YOUR GOAL: Select all lines in the records that include "quốc".
[Begin MATERIAL PROVIDED]
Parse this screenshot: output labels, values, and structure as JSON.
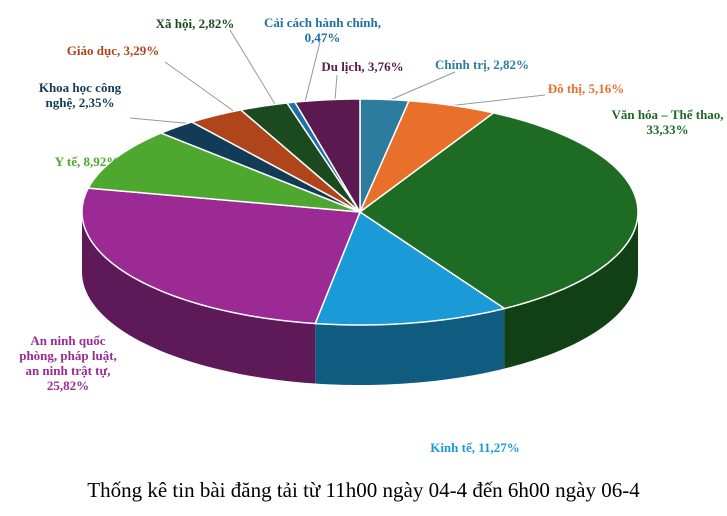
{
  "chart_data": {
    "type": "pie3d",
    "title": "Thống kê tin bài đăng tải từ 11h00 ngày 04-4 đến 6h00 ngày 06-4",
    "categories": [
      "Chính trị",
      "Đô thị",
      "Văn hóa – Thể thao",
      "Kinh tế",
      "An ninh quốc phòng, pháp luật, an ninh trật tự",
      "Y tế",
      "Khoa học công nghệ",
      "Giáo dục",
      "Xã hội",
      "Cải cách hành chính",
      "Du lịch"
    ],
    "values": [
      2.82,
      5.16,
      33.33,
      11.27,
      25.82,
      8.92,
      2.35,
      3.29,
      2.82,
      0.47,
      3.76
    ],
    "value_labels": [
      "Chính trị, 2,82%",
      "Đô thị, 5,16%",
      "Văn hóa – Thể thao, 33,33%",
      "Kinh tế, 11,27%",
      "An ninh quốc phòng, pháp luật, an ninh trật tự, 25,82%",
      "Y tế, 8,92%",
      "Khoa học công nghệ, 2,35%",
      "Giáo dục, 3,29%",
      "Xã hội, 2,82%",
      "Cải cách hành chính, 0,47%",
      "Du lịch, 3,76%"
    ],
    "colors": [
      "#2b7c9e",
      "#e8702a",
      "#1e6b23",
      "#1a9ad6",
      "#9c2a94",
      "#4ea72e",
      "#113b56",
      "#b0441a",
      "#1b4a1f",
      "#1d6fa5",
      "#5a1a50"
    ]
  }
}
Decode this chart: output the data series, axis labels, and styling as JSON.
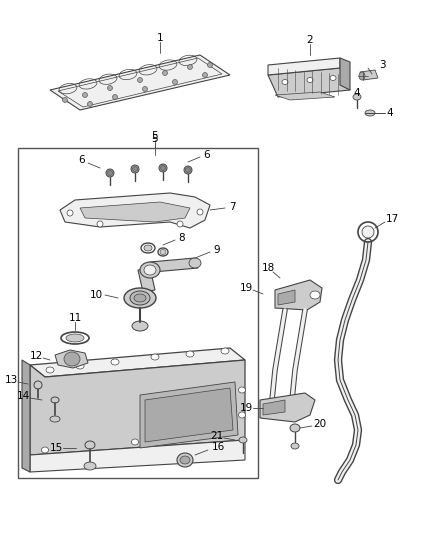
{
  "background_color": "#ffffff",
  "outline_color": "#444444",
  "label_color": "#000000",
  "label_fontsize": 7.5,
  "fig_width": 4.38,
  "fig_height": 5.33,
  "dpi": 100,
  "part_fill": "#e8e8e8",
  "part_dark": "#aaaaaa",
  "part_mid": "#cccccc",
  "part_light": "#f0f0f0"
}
[End MATERIAL PROVIDED]
WORKED SOLUTION:
      "An ninh quốc phòng, pháp luật, an ninh trật tự",
      "An ninh quốc phòng, pháp luật, an ninh trật tự, 25,82%",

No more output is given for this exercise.